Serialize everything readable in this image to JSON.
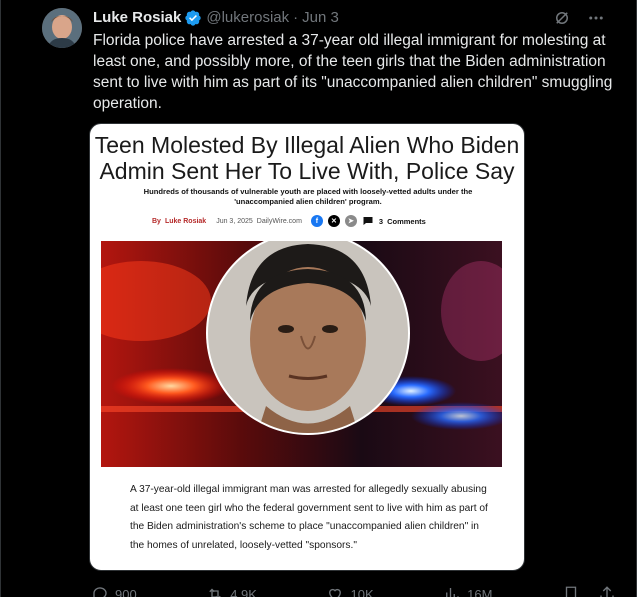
{
  "tweet": {
    "author_name": "Luke Rosiak",
    "handle": "@lukerosiak",
    "separator": "·",
    "date": "Jun 3",
    "text": "Florida police have arrested a 37-year old illegal immigrant for molesting at least one, and possibly more, of the teen girls that the Biden administration sent to live with him as part of its \"unaccompanied alien children\" smuggling operation."
  },
  "article": {
    "title": "Teen Molested By Illegal Alien Who Biden Admin Sent Her To Live With, Police Say",
    "subtitle": "Hundreds of thousands of vulnerable youth are placed with loosely-vetted adults under the 'unaccompanied alien children' program.",
    "by_label": "By",
    "author": "Luke Rosiak",
    "date": "Jun 3, 2025",
    "site": "DailyWire.com",
    "comments_count": "3",
    "comments_label": "Comments",
    "body": "A 37-year-old illegal immigrant man was arrested for allegedly sexually abusing at least one teen girl who the federal government sent to live with him as part of the Biden administration's scheme to place \"unaccompanied alien children\" in the homes of unrelated, loosely-vetted \"sponsors.\""
  },
  "actions": {
    "replies": "900",
    "reposts": "4.9K",
    "likes": "10K",
    "views": "16M"
  },
  "colors": {
    "background": "#000000",
    "verified": "#1d9bf0",
    "muted": "#71767b",
    "author_link": "#b52a2a"
  }
}
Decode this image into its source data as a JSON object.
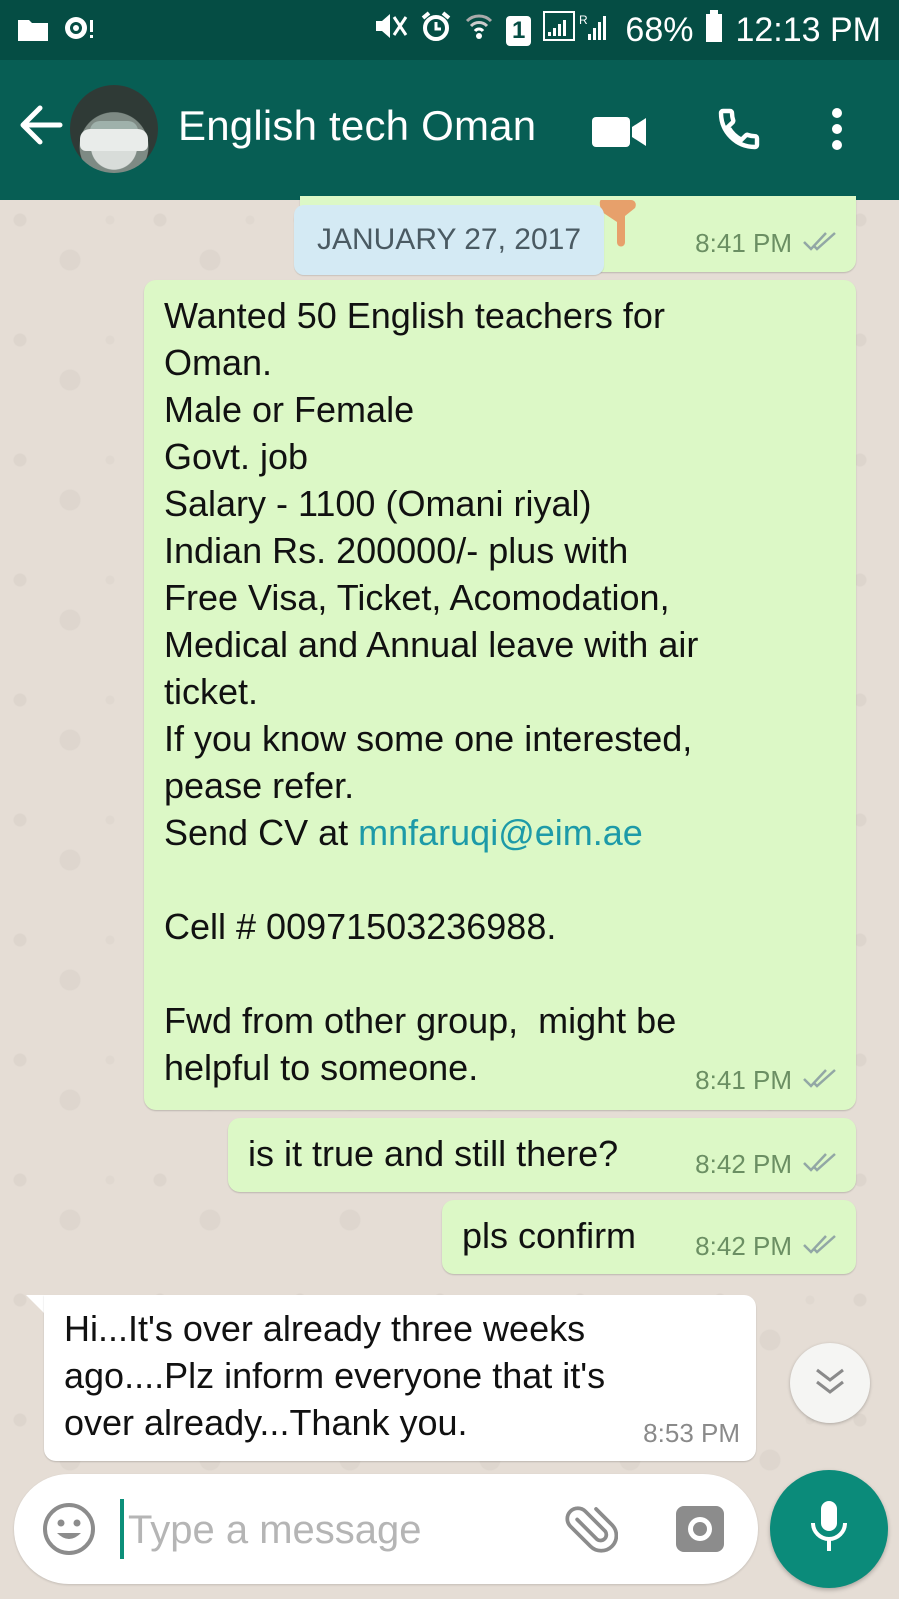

● ● ● ● ● ● ●

[Stated problem] Filter out all lines lacking the word "this" and copy the rest.

[Finished task]
Serialize everything readable in this image to JSON.
Decode this image into its source data as a JSON object.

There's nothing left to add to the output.